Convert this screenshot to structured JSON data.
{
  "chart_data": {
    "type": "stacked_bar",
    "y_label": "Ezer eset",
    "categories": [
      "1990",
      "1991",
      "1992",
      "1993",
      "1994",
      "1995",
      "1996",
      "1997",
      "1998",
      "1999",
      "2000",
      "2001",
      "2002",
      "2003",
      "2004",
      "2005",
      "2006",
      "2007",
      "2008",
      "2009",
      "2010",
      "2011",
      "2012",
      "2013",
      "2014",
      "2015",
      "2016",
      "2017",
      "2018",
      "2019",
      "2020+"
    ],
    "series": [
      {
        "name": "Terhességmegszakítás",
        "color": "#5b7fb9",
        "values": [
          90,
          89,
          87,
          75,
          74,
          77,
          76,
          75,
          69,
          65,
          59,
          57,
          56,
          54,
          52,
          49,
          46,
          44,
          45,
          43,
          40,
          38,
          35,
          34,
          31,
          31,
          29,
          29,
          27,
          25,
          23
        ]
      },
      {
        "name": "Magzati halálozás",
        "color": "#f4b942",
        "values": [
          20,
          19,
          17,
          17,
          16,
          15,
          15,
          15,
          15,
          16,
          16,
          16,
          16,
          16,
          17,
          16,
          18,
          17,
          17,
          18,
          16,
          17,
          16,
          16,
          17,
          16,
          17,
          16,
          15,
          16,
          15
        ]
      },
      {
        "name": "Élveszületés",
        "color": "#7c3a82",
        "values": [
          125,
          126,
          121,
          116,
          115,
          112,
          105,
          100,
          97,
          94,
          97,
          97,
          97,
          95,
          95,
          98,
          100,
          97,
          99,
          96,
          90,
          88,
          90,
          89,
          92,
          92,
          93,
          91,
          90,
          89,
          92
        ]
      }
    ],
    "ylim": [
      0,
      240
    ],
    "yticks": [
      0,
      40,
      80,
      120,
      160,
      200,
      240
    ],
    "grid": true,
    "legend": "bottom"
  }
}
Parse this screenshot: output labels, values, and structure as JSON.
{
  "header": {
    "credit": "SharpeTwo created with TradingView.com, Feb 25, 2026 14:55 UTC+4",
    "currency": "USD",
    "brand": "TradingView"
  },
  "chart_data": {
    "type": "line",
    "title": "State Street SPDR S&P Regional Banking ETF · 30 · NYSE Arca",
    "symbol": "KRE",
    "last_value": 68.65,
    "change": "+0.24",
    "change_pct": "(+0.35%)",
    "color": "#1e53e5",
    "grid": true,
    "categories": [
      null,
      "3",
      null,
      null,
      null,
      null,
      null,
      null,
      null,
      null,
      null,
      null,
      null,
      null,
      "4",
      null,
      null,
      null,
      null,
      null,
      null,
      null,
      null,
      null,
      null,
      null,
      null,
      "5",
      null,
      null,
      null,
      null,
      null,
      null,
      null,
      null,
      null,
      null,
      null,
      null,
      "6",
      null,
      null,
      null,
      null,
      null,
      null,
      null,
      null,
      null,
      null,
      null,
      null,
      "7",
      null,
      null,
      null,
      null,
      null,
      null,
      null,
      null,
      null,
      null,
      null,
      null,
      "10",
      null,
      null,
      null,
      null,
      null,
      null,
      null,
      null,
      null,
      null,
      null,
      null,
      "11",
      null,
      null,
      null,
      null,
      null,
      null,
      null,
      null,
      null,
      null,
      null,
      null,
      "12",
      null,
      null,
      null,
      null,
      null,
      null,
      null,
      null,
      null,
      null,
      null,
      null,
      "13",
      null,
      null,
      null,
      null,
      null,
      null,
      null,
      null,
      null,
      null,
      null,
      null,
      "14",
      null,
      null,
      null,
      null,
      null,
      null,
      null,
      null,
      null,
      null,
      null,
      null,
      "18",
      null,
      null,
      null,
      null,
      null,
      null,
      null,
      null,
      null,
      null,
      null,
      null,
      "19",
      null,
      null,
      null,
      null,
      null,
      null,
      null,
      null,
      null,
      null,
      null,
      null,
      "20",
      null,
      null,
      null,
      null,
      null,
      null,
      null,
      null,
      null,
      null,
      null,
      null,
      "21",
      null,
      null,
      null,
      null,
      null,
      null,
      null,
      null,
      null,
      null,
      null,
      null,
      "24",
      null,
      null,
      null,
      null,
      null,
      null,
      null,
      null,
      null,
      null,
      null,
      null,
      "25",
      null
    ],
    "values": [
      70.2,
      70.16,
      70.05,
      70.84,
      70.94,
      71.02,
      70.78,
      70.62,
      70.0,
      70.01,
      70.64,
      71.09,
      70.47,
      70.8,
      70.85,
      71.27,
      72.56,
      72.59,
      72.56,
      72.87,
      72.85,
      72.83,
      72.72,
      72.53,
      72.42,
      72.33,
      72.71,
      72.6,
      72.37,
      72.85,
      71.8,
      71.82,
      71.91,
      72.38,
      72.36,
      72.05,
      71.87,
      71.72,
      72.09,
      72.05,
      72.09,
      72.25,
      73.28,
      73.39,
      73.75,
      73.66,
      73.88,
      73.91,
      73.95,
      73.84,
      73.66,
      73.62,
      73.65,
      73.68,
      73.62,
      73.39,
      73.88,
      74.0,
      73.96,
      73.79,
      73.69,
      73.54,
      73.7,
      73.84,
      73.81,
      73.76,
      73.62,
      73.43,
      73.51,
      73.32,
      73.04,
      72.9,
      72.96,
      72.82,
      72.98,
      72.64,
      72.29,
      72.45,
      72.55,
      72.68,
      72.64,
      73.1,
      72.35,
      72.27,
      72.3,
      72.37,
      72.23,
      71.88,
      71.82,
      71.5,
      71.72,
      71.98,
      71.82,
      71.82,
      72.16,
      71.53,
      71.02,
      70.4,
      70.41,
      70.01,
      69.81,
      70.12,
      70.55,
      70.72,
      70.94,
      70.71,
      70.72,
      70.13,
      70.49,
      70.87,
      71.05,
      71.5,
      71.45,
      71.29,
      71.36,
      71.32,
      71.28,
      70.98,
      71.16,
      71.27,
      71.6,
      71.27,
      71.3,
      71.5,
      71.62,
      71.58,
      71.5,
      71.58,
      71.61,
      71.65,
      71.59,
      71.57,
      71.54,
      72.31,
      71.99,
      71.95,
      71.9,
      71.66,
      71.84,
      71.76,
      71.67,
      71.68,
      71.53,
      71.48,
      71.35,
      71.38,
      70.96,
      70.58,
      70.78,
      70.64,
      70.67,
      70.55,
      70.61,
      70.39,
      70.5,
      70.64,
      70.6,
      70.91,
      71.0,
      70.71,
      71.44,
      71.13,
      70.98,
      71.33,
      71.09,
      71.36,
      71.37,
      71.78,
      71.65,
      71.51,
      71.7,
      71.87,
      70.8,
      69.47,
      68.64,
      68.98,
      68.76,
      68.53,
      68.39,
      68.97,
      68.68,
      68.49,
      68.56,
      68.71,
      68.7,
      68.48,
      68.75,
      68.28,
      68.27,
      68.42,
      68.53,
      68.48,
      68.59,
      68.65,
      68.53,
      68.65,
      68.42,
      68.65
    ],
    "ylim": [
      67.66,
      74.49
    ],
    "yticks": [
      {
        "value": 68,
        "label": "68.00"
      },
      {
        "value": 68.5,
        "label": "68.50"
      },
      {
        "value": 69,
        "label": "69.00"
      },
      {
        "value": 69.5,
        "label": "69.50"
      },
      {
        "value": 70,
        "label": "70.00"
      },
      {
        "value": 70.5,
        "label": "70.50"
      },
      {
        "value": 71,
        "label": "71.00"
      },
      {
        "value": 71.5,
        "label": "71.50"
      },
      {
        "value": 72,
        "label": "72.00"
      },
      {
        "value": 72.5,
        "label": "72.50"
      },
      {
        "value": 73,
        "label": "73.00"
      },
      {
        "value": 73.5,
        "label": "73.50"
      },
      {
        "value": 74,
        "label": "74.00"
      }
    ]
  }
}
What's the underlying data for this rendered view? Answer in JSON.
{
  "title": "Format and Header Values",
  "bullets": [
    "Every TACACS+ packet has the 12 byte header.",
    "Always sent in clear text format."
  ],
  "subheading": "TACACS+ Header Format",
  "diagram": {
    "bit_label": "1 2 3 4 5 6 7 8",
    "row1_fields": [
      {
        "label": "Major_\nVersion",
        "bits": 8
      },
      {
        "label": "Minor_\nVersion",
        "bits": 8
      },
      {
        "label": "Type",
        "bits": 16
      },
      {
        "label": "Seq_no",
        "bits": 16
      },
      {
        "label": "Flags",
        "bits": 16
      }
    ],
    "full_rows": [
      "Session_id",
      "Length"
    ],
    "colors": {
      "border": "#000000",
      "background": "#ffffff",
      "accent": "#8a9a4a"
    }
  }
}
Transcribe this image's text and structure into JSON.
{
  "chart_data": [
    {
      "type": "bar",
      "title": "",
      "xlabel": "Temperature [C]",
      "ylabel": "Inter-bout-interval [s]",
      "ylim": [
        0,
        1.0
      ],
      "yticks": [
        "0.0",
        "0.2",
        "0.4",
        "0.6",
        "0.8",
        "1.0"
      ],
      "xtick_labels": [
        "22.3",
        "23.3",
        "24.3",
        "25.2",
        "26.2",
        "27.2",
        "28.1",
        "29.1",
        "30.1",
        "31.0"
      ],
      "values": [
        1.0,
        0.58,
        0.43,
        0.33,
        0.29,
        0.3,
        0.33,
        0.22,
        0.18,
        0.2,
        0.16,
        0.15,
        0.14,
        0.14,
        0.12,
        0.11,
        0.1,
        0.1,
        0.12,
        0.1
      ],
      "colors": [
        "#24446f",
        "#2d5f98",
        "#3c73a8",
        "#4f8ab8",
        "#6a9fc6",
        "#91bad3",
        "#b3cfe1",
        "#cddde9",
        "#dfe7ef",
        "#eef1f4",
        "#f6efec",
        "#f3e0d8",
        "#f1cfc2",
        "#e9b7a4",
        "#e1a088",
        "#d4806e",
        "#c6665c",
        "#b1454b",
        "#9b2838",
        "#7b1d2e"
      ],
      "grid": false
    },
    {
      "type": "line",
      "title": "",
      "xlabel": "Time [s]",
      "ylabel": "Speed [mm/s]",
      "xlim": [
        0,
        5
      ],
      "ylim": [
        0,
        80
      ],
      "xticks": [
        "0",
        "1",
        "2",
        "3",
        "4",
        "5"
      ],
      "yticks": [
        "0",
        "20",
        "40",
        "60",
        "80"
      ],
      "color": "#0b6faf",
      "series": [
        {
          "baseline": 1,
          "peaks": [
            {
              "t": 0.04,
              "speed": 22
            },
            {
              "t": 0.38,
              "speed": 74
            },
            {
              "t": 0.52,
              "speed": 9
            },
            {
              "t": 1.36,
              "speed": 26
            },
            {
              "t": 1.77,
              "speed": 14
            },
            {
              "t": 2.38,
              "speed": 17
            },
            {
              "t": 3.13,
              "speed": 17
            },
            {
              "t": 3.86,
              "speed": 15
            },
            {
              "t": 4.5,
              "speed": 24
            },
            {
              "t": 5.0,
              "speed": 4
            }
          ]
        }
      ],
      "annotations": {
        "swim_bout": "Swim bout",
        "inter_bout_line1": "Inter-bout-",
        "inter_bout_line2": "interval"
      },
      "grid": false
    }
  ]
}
◆ ◆ ◆
**Aim**:
Using the listing above, show every line that includes the string "interval".

**Finished exercise**:
      "ylabel": "Inter-bout-interval [s]",
        "inter_bout_line2": "interval"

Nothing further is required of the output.